(Data entries)
————
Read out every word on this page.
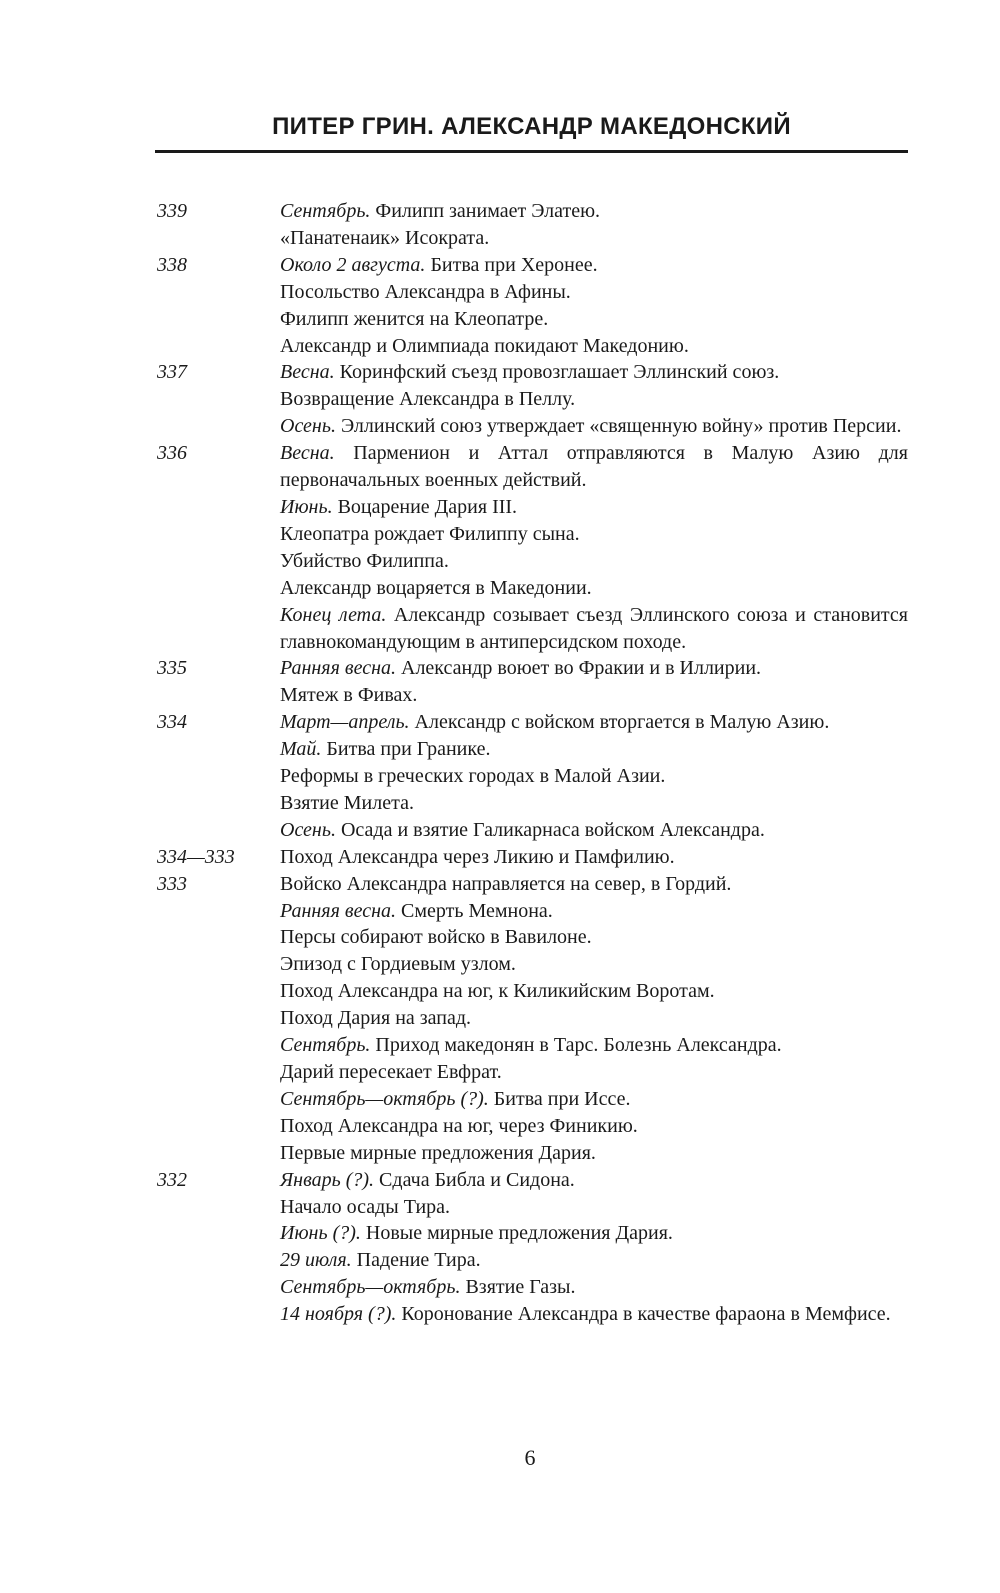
ПИТЕР ГРИН. АЛЕКСАНДР МАКЕДОНСКИЙ
339	Сентябрь. Филипп занимает Элатею.
«Панатенаик» Исократа.
338	Около 2 августа. Битва при Херонее.
Посольство Александра в Афины.
Филипп женится на Клеопатре.
Александр и Олимпиада покидают Македонию.
337	Весна. Коринфский съезд провозглашает Эллинский союз.
Возвращение Александра в Пеллу.
Осень. Эллинский союз утверждает «священную войну» против Персии.
336	Весна. Парменион и Аттал отправляются в Малую Азию для первоначальных военных действий.
Июнь. Воцарение Дария III.
Клеопатра рождает Филиппу сына.
Убийство Филиппа.
Александр воцаряется в Македонии.
Конец лета. Александр созывает съезд Эллинского союза и становится главнокомандующим в антиперсидском походе.
335	Ранняя весна. Александр воюет во Фракии и в Иллирии.
Мятеж в Фивах.
334	Март—апрель. Александр с войском вторгается в Малую Азию.
Май. Битва при Гранике.
Реформы в греческих городах в Малой Азии.
Взятие Милета.
Осень. Осада и взятие Галикарнаса войском Александра.
334—333	Поход Александра через Ликию и Памфилию.
333	Войско Александра направляется на север, в Гордий.
Ранняя весна. Смерть Мемнона.
Персы собирают войско в Вавилоне.
Эпизод с Гордиевым узлом.
Поход Александра на юг, к Киликийским Воротам.
Поход Дария на запад.
Сентябрь. Приход македонян в Тарс. Болезнь Александра.
Дарий пересекает Евфрат.
Сентябрь—октябрь (?). Битва при Иссе.
Поход Александра на юг, через Финикию.
Первые мирные предложения Дария.
332	Январь (?). Сдача Библа и Сидона.
Начало осады Тира.
Июнь (?). Новые мирные предложения Дария.
29 июля. Падение Тира.
Сентябрь—октябрь. Взятие Газы.
14 ноября (?). Коронование Александра в качестве фараона в Мемфисе.
6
————
### GIVEN EXERCISE
Filter the records for lines holding the string "съезд". Copy each one.

### WRITTEN RESPONSE
337	Весна. Коринфский съезд провозглашает Эллинский союз.
Конец лета. Александр созывает съезд Эллинского союза и становится главнокомандующим в антиперсидском походе.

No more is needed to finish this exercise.